• Excerpted records
━━━━━━━━
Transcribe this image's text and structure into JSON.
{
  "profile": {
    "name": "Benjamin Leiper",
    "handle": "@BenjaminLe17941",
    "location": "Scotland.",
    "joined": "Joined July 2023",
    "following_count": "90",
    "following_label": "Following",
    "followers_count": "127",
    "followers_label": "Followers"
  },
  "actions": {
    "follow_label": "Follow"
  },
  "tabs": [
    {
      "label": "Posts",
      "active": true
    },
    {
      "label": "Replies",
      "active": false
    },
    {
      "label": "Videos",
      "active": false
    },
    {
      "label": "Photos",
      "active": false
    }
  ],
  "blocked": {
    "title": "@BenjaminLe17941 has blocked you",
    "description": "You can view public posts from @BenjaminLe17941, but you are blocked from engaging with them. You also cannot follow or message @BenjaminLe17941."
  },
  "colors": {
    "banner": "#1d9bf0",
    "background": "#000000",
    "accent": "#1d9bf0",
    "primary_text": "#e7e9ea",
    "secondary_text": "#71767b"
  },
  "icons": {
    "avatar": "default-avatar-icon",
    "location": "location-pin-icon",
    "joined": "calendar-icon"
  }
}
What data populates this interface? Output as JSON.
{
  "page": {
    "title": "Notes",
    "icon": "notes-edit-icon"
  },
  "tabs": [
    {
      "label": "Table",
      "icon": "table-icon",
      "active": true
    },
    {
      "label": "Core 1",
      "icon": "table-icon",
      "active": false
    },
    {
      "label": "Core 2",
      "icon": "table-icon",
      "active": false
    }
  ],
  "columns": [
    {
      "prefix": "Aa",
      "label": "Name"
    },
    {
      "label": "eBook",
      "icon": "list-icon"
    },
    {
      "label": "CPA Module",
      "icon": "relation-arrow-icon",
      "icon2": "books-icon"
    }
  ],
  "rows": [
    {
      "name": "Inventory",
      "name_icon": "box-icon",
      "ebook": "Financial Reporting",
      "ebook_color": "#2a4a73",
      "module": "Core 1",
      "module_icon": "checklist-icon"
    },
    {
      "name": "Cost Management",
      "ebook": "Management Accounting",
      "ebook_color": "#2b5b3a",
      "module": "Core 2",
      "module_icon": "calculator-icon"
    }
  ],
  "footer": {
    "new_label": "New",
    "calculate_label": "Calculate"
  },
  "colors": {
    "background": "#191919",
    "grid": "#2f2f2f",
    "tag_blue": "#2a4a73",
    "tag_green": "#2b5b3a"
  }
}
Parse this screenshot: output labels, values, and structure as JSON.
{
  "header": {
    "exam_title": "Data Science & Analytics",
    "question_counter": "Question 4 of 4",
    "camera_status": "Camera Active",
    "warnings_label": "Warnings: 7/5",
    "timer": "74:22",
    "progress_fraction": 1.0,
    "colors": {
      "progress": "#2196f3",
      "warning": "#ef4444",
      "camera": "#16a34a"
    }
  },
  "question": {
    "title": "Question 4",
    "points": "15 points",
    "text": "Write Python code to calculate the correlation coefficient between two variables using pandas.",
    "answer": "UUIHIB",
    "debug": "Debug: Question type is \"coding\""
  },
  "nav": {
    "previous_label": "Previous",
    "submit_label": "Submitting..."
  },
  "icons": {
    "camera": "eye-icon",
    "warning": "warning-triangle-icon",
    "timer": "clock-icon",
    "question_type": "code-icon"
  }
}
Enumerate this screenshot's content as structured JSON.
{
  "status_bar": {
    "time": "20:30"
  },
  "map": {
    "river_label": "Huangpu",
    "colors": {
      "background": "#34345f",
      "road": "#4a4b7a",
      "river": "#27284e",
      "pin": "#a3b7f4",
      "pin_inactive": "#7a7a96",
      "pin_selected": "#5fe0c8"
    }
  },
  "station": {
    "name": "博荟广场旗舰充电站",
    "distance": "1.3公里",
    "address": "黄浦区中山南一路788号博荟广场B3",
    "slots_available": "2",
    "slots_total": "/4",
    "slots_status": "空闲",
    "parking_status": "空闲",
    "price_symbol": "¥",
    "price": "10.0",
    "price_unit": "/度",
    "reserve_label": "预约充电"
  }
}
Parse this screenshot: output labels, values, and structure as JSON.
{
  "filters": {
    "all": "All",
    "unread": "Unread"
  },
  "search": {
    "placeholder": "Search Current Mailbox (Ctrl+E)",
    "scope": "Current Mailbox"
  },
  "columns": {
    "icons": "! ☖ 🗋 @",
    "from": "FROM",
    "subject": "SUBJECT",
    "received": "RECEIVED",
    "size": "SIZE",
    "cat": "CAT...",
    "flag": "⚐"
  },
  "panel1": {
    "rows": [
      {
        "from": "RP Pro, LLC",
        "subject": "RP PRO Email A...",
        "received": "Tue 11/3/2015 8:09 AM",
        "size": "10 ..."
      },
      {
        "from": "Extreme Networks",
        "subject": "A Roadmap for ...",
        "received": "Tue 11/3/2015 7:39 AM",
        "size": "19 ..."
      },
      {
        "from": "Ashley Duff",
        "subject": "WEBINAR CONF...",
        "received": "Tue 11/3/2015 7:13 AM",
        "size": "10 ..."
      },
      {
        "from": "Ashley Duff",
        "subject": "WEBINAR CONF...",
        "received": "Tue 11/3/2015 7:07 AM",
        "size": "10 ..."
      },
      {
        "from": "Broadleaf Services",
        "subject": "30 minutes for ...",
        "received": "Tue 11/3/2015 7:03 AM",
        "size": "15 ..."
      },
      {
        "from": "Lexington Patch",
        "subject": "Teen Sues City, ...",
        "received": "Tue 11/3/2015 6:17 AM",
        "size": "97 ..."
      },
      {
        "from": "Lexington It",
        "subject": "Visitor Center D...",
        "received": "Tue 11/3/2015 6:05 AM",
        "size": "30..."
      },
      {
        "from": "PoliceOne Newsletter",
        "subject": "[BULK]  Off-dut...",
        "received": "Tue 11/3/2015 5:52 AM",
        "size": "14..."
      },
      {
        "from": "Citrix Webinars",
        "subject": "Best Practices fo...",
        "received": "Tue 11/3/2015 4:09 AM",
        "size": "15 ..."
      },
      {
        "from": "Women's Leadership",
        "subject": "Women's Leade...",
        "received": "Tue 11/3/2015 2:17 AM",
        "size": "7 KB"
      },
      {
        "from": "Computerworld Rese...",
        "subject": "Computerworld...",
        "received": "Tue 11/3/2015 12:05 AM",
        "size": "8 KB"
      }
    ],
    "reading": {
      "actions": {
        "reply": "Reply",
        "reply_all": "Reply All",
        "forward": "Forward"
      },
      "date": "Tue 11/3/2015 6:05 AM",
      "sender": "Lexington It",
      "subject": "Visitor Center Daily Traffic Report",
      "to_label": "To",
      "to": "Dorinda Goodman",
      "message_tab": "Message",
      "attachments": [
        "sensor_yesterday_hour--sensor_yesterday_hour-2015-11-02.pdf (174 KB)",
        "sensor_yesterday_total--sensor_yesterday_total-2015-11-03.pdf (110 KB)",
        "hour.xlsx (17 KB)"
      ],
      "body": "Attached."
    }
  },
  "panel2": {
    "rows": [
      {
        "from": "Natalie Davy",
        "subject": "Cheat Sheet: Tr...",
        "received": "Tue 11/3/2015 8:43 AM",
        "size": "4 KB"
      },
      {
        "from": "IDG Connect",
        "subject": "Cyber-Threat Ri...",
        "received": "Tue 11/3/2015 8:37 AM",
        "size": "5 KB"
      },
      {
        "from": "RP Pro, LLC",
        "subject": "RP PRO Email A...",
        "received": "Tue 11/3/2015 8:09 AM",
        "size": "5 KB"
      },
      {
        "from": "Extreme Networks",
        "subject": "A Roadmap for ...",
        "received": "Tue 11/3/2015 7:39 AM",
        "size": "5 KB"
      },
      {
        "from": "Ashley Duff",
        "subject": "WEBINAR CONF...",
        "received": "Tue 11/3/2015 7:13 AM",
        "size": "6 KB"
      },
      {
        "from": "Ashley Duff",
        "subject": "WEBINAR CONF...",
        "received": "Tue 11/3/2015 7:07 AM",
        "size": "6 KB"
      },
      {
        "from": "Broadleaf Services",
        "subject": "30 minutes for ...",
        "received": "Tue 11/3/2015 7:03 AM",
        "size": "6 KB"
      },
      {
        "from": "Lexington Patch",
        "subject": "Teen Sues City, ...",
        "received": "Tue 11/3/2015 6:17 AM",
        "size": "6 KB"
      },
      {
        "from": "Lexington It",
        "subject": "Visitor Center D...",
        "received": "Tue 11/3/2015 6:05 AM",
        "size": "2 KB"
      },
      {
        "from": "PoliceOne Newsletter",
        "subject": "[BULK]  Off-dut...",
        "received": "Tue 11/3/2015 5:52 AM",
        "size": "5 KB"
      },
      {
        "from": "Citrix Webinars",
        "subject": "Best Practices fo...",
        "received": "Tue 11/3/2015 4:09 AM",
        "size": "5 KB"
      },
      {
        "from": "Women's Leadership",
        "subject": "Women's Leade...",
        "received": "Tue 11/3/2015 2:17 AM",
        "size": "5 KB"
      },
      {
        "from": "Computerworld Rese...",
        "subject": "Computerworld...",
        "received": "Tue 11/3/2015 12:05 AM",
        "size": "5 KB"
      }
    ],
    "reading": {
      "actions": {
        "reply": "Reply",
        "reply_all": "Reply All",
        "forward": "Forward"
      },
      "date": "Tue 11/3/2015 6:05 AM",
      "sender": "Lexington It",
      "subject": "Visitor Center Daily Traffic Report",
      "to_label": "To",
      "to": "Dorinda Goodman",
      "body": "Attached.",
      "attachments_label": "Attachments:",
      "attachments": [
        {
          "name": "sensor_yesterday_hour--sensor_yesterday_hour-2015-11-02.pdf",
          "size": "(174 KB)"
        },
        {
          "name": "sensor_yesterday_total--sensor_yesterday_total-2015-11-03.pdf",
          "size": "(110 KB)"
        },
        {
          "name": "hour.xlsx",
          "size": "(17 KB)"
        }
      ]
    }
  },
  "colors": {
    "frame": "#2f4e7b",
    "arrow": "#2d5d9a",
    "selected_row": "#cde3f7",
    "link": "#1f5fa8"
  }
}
━━━━━━━━
• What this task involves
Copy every single line of the material above that holds "joined".

• Full solution
    "joined": "Joined July 2023",
    "joined": "calendar-icon"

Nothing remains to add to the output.